----- MATERIAL FOR THIS EXERCISE -----
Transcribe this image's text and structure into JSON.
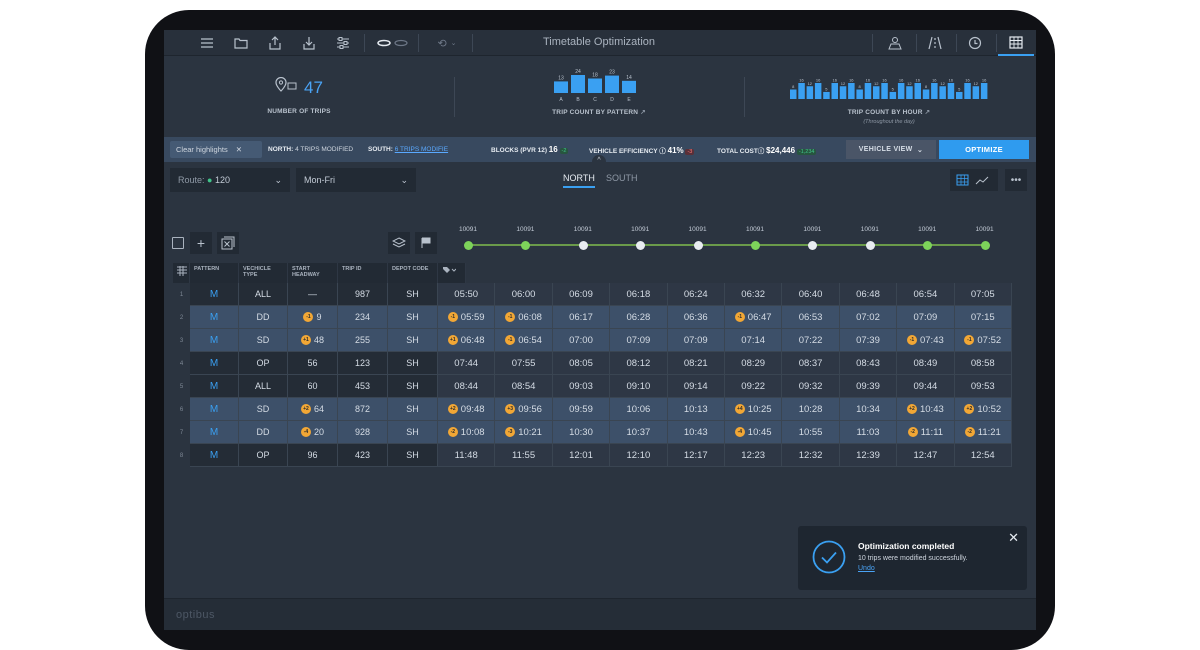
{
  "app": {
    "title": "Timetable Optimization",
    "brand": "optibus"
  },
  "stats": {
    "trips_value": "47",
    "trips_label": "NUMBER OF TRIPS",
    "pattern_label": "TRIP COUNT BY PATTERN",
    "pattern_bars": [
      {
        "label": "A",
        "value": 13
      },
      {
        "label": "B",
        "value": 24
      },
      {
        "label": "C",
        "value": 18
      },
      {
        "label": "D",
        "value": 23
      },
      {
        "label": "E",
        "value": 14
      }
    ],
    "hour_label": "TRIP COUNT BY HOUR",
    "hour_sub": "(Throughout the day)",
    "hour_bars": [
      8,
      16,
      12,
      16,
      5,
      16,
      12,
      16,
      8,
      16,
      12,
      16,
      5,
      16,
      12,
      16,
      8,
      16,
      12,
      16,
      5,
      16,
      12,
      16
    ]
  },
  "infobar": {
    "clear_label": "Clear highlights",
    "clear_x": "✕",
    "north_label": "NORTH:",
    "north_value": "4 TRIPS MODIFIED",
    "south_label": "SOUTH:",
    "south_value": "6 TRIPS MODIFIE",
    "blocks_label": "BLOCKS (PVR 12)",
    "blocks_value": "16",
    "blocks_delta": "-2",
    "eff_label": "VEHICLE EFFICIENCY ⓘ",
    "eff_value": "41%",
    "eff_delta": "-3",
    "cost_label": "TOTAL COSTⓘ",
    "cost_value": "$24,446",
    "cost_delta": "-1,234",
    "view_label": "VEHICLE VIEW",
    "optimize_label": "OPTIMIZE"
  },
  "filters": {
    "route_prefix": "Route:",
    "route_value": "120",
    "days_value": "Mon-Fri",
    "tab_north": "NORTH",
    "tab_south": "SOUTH"
  },
  "stops": [
    "10091",
    "10091",
    "10091",
    "10091",
    "10091",
    "10091",
    "10091",
    "10091",
    "10091",
    "10091"
  ],
  "stop_colors": [
    "#7dd35a",
    "#7dd35a",
    "#e8ecf0",
    "#e8ecf0",
    "#e8ecf0",
    "#7dd35a",
    "#e8ecf0",
    "#e8ecf0",
    "#7dd35a",
    "#7dd35a"
  ],
  "columns": {
    "pattern": "PATTERN",
    "vehicle_type": "VECHICLE TYPE",
    "start_headway": "START HEADWAY",
    "trip_id": "TRIP ID",
    "depot_code": "DEPOT CODE"
  },
  "rows": [
    {
      "n": "1",
      "pattern": "M",
      "vt": "ALL",
      "hw": "—",
      "hwb": "",
      "trip": "987",
      "depot": "SH",
      "hl": false,
      "times": [
        [
          "",
          "05:50"
        ],
        [
          "",
          "06:00"
        ],
        [
          "",
          "06:09"
        ],
        [
          "",
          "06:18"
        ],
        [
          "",
          "06:24"
        ],
        [
          "",
          "06:32"
        ],
        [
          "",
          "06:40"
        ],
        [
          "",
          "06:48"
        ],
        [
          "",
          "06:54"
        ],
        [
          "",
          "07:05"
        ]
      ]
    },
    {
      "n": "2",
      "pattern": "M",
      "vt": "DD",
      "hw": "9",
      "hwb": "-1",
      "trip": "234",
      "depot": "SH",
      "hl": true,
      "times": [
        [
          "-1",
          "05:59"
        ],
        [
          "-1",
          "06:08"
        ],
        [
          "",
          "06:17"
        ],
        [
          "",
          "06:28"
        ],
        [
          "",
          "06:36"
        ],
        [
          "-1",
          "06:47"
        ],
        [
          "",
          "06:53"
        ],
        [
          "",
          "07:02"
        ],
        [
          "",
          "07:09"
        ],
        [
          "",
          "07:15"
        ]
      ]
    },
    {
      "n": "3",
      "pattern": "M",
      "vt": "SD",
      "hw": "48",
      "hwb": "+1",
      "trip": "255",
      "depot": "SH",
      "hl": true,
      "times": [
        [
          "+1",
          "06:48"
        ],
        [
          "-1",
          "06:54"
        ],
        [
          "",
          "07:00"
        ],
        [
          "",
          "07:09"
        ],
        [
          "",
          "07:09"
        ],
        [
          "",
          "07:14"
        ],
        [
          "",
          "07:22"
        ],
        [
          "",
          "07:39"
        ],
        [
          "-1",
          "07:43"
        ],
        [
          "-1",
          "07:52"
        ]
      ]
    },
    {
      "n": "4",
      "pattern": "M",
      "vt": "OP",
      "hw": "56",
      "hwb": "",
      "trip": "123",
      "depot": "SH",
      "hl": false,
      "times": [
        [
          "",
          "07:44"
        ],
        [
          "",
          "07:55"
        ],
        [
          "",
          "08:05"
        ],
        [
          "",
          "08:12"
        ],
        [
          "",
          "08:21"
        ],
        [
          "",
          "08:29"
        ],
        [
          "",
          "08:37"
        ],
        [
          "",
          "08:43"
        ],
        [
          "",
          "08:49"
        ],
        [
          "",
          "08:58"
        ]
      ]
    },
    {
      "n": "5",
      "pattern": "M",
      "vt": "ALL",
      "hw": "60",
      "hwb": "",
      "trip": "453",
      "depot": "SH",
      "hl": false,
      "times": [
        [
          "",
          "08:44"
        ],
        [
          "",
          "08:54"
        ],
        [
          "",
          "09:03"
        ],
        [
          "",
          "09:10"
        ],
        [
          "",
          "09:14"
        ],
        [
          "",
          "09:22"
        ],
        [
          "",
          "09:32"
        ],
        [
          "",
          "09:39"
        ],
        [
          "",
          "09:44"
        ],
        [
          "",
          "09:53"
        ]
      ]
    },
    {
      "n": "6",
      "pattern": "M",
      "vt": "SD",
      "hw": "64",
      "hwb": "+2",
      "trip": "872",
      "depot": "SH",
      "hl": true,
      "times": [
        [
          "+2",
          "09:48"
        ],
        [
          "+3",
          "09:56"
        ],
        [
          "",
          "09:59"
        ],
        [
          "",
          "10:06"
        ],
        [
          "",
          "10:13"
        ],
        [
          "+4",
          "10:25"
        ],
        [
          "",
          "10:28"
        ],
        [
          "",
          "10:34"
        ],
        [
          "+2",
          "10:43"
        ],
        [
          "+2",
          "10:52"
        ]
      ]
    },
    {
      "n": "7",
      "pattern": "M",
      "vt": "DD",
      "hw": "20",
      "hwb": "-4",
      "trip": "928",
      "depot": "SH",
      "hl": true,
      "times": [
        [
          "-2",
          "10:08"
        ],
        [
          "-3",
          "10:21"
        ],
        [
          "",
          "10:30"
        ],
        [
          "",
          "10:37"
        ],
        [
          "",
          "10:43"
        ],
        [
          "-4",
          "10:45"
        ],
        [
          "",
          "10:55"
        ],
        [
          "",
          "11:03"
        ],
        [
          "-2",
          "11:11"
        ],
        [
          "-2",
          "11:21"
        ]
      ]
    },
    {
      "n": "8",
      "pattern": "M",
      "vt": "OP",
      "hw": "96",
      "hwb": "",
      "trip": "423",
      "depot": "SH",
      "hl": false,
      "times": [
        [
          "",
          "11:48"
        ],
        [
          "",
          "11:55"
        ],
        [
          "",
          "12:01"
        ],
        [
          "",
          "12:10"
        ],
        [
          "",
          "12:17"
        ],
        [
          "",
          "12:23"
        ],
        [
          "",
          "12:32"
        ],
        [
          "",
          "12:39"
        ],
        [
          "",
          "12:47"
        ],
        [
          "",
          "12:54"
        ]
      ]
    }
  ],
  "toast": {
    "title": "Optimization completed",
    "message": "10 trips were modified successfully.",
    "undo": "Undo",
    "close": "✕"
  }
}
-----
## THE EXERCISE
Without the pictures, write out all of the material exactly.

## EXERCISE RESULT
Transcribe this image's text and structure into JSON.
{
  "app": {
    "title": "Timetable Optimization",
    "brand": "optibus"
  },
  "stats": {
    "trips_value": "47",
    "trips_label": "NUMBER OF TRIPS",
    "pattern_label": "TRIP COUNT BY PATTERN",
    "pattern_bars": [
      {
        "label": "A",
        "value": 13
      },
      {
        "label": "B",
        "value": 24
      },
      {
        "label": "C",
        "value": 18
      },
      {
        "label": "D",
        "value": 23
      },
      {
        "label": "E",
        "value": 14
      }
    ],
    "hour_label": "TRIP COUNT BY HOUR",
    "hour_sub": "(Throughout the day)",
    "hour_bars": [
      8,
      16,
      12,
      16,
      5,
      16,
      12,
      16,
      8,
      16,
      12,
      16,
      5,
      16,
      12,
      16,
      8,
      16,
      12,
      16,
      5,
      16,
      12,
      16
    ]
  },
  "infobar": {
    "clear_label": "Clear highlights",
    "clear_x": "✕",
    "north_label": "NORTH:",
    "north_value": "4 TRIPS MODIFIED",
    "south_label": "SOUTH:",
    "south_value": "6 TRIPS MODIFIE",
    "blocks_label": "BLOCKS (PVR 12)",
    "blocks_value": "16",
    "blocks_delta": "-2",
    "eff_label": "VEHICLE EFFICIENCY ⓘ",
    "eff_value": "41%",
    "eff_delta": "-3",
    "cost_label": "TOTAL COSTⓘ",
    "cost_value": "$24,446",
    "cost_delta": "-1,234",
    "view_label": "VEHICLE VIEW",
    "optimize_label": "OPTIMIZE"
  },
  "filters": {
    "route_prefix": "Route:",
    "route_value": "120",
    "days_value": "Mon-Fri",
    "tab_north": "NORTH",
    "tab_south": "SOUTH"
  },
  "stops": [
    "10091",
    "10091",
    "10091",
    "10091",
    "10091",
    "10091",
    "10091",
    "10091",
    "10091",
    "10091"
  ],
  "stop_colors": [
    "#7dd35a",
    "#7dd35a",
    "#e8ecf0",
    "#e8ecf0",
    "#e8ecf0",
    "#7dd35a",
    "#e8ecf0",
    "#e8ecf0",
    "#7dd35a",
    "#7dd35a"
  ],
  "columns": {
    "pattern": "PATTERN",
    "vehicle_type": "VECHICLE TYPE",
    "start_headway": "START HEADWAY",
    "trip_id": "TRIP ID",
    "depot_code": "DEPOT CODE"
  },
  "rows": [
    {
      "n": "1",
      "pattern": "M",
      "vt": "ALL",
      "hw": "—",
      "hwb": "",
      "trip": "987",
      "depot": "SH",
      "hl": false,
      "times": [
        [
          "",
          "05:50"
        ],
        [
          "",
          "06:00"
        ],
        [
          "",
          "06:09"
        ],
        [
          "",
          "06:18"
        ],
        [
          "",
          "06:24"
        ],
        [
          "",
          "06:32"
        ],
        [
          "",
          "06:40"
        ],
        [
          "",
          "06:48"
        ],
        [
          "",
          "06:54"
        ],
        [
          "",
          "07:05"
        ]
      ]
    },
    {
      "n": "2",
      "pattern": "M",
      "vt": "DD",
      "hw": "9",
      "hwb": "-1",
      "trip": "234",
      "depot": "SH",
      "hl": true,
      "times": [
        [
          "-1",
          "05:59"
        ],
        [
          "-1",
          "06:08"
        ],
        [
          "",
          "06:17"
        ],
        [
          "",
          "06:28"
        ],
        [
          "",
          "06:36"
        ],
        [
          "-1",
          "06:47"
        ],
        [
          "",
          "06:53"
        ],
        [
          "",
          "07:02"
        ],
        [
          "",
          "07:09"
        ],
        [
          "",
          "07:15"
        ]
      ]
    },
    {
      "n": "3",
      "pattern": "M",
      "vt": "SD",
      "hw": "48",
      "hwb": "+1",
      "trip": "255",
      "depot": "SH",
      "hl": true,
      "times": [
        [
          "+1",
          "06:48"
        ],
        [
          "-1",
          "06:54"
        ],
        [
          "",
          "07:00"
        ],
        [
          "",
          "07:09"
        ],
        [
          "",
          "07:09"
        ],
        [
          "",
          "07:14"
        ],
        [
          "",
          "07:22"
        ],
        [
          "",
          "07:39"
        ],
        [
          "-1",
          "07:43"
        ],
        [
          "-1",
          "07:52"
        ]
      ]
    },
    {
      "n": "4",
      "pattern": "M",
      "vt": "OP",
      "hw": "56",
      "hwb": "",
      "trip": "123",
      "depot": "SH",
      "hl": false,
      "times": [
        [
          "",
          "07:44"
        ],
        [
          "",
          "07:55"
        ],
        [
          "",
          "08:05"
        ],
        [
          "",
          "08:12"
        ],
        [
          "",
          "08:21"
        ],
        [
          "",
          "08:29"
        ],
        [
          "",
          "08:37"
        ],
        [
          "",
          "08:43"
        ],
        [
          "",
          "08:49"
        ],
        [
          "",
          "08:58"
        ]
      ]
    },
    {
      "n": "5",
      "pattern": "M",
      "vt": "ALL",
      "hw": "60",
      "hwb": "",
      "trip": "453",
      "depot": "SH",
      "hl": false,
      "times": [
        [
          "",
          "08:44"
        ],
        [
          "",
          "08:54"
        ],
        [
          "",
          "09:03"
        ],
        [
          "",
          "09:10"
        ],
        [
          "",
          "09:14"
        ],
        [
          "",
          "09:22"
        ],
        [
          "",
          "09:32"
        ],
        [
          "",
          "09:39"
        ],
        [
          "",
          "09:44"
        ],
        [
          "",
          "09:53"
        ]
      ]
    },
    {
      "n": "6",
      "pattern": "M",
      "vt": "SD",
      "hw": "64",
      "hwb": "+2",
      "trip": "872",
      "depot": "SH",
      "hl": true,
      "times": [
        [
          "+2",
          "09:48"
        ],
        [
          "+3",
          "09:56"
        ],
        [
          "",
          "09:59"
        ],
        [
          "",
          "10:06"
        ],
        [
          "",
          "10:13"
        ],
        [
          "+4",
          "10:25"
        ],
        [
          "",
          "10:28"
        ],
        [
          "",
          "10:34"
        ],
        [
          "+2",
          "10:43"
        ],
        [
          "+2",
          "10:52"
        ]
      ]
    },
    {
      "n": "7",
      "pattern": "M",
      "vt": "DD",
      "hw": "20",
      "hwb": "-4",
      "trip": "928",
      "depot": "SH",
      "hl": true,
      "times": [
        [
          "-2",
          "10:08"
        ],
        [
          "-3",
          "10:21"
        ],
        [
          "",
          "10:30"
        ],
        [
          "",
          "10:37"
        ],
        [
          "",
          "10:43"
        ],
        [
          "-4",
          "10:45"
        ],
        [
          "",
          "10:55"
        ],
        [
          "",
          "11:03"
        ],
        [
          "-2",
          "11:11"
        ],
        [
          "-2",
          "11:21"
        ]
      ]
    },
    {
      "n": "8",
      "pattern": "M",
      "vt": "OP",
      "hw": "96",
      "hwb": "",
      "trip": "423",
      "depot": "SH",
      "hl": false,
      "times": [
        [
          "",
          "11:48"
        ],
        [
          "",
          "11:55"
        ],
        [
          "",
          "12:01"
        ],
        [
          "",
          "12:10"
        ],
        [
          "",
          "12:17"
        ],
        [
          "",
          "12:23"
        ],
        [
          "",
          "12:32"
        ],
        [
          "",
          "12:39"
        ],
        [
          "",
          "12:47"
        ],
        [
          "",
          "12:54"
        ]
      ]
    }
  ],
  "toast": {
    "title": "Optimization completed",
    "message": "10 trips were modified successfully.",
    "undo": "Undo",
    "close": "✕"
  }
}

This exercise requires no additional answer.